Recorded data
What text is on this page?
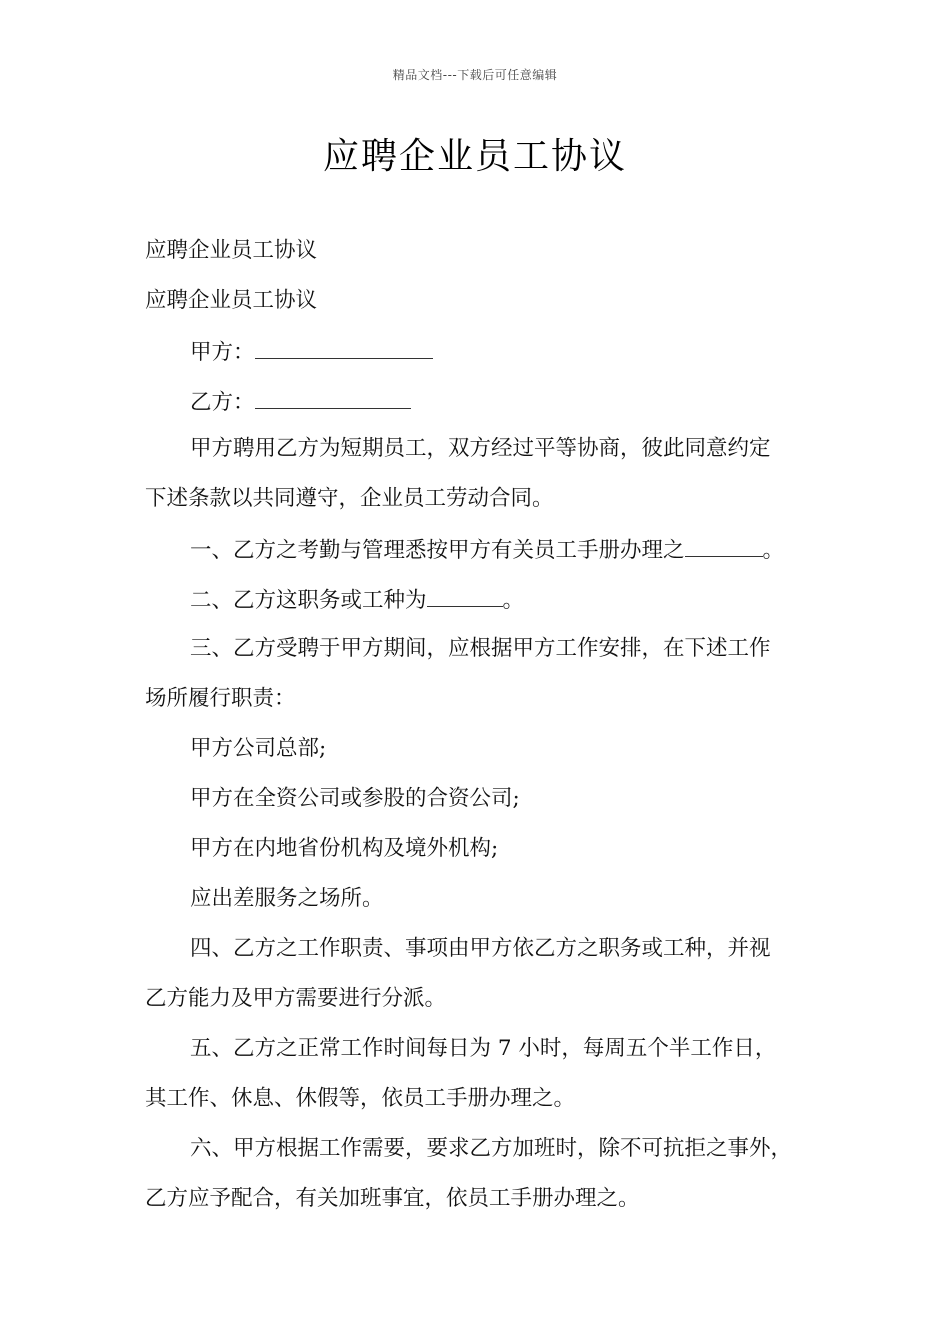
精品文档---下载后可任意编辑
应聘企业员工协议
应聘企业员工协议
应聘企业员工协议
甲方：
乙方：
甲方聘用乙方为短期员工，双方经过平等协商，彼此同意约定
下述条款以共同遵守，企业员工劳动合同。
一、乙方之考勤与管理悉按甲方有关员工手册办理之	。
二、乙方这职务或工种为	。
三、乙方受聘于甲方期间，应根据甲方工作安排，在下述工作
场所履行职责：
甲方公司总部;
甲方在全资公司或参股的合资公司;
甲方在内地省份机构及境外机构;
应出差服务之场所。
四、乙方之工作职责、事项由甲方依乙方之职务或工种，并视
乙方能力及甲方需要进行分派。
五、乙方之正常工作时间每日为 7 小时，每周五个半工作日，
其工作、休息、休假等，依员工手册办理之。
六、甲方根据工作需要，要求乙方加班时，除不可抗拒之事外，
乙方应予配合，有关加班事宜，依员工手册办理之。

--- Problem statement ---
Write out the full set of lines verbatim, without the pictures.

--- Task output ---
What text is on this page?
精品文档---下载后可任意编辑
应聘企业员工协议
应聘企业员工协议
应聘企业员工协议
甲方：
乙方：
甲方聘用乙方为短期员工，双方经过平等协商，彼此同意约定
下述条款以共同遵守，企业员工劳动合同。
一、乙方之考勤与管理悉按甲方有关员工手册办理之	。
二、乙方这职务或工种为	。
三、乙方受聘于甲方期间，应根据甲方工作安排，在下述工作
场所履行职责：
甲方公司总部;
甲方在全资公司或参股的合资公司;
甲方在内地省份机构及境外机构;
应出差服务之场所。
四、乙方之工作职责、事项由甲方依乙方之职务或工种，并视
乙方能力及甲方需要进行分派。
五、乙方之正常工作时间每日为 7 小时，每周五个半工作日，
其工作、休息、休假等，依员工手册办理之。
六、甲方根据工作需要，要求乙方加班时，除不可抗拒之事外，
乙方应予配合，有关加班事宜，依员工手册办理之。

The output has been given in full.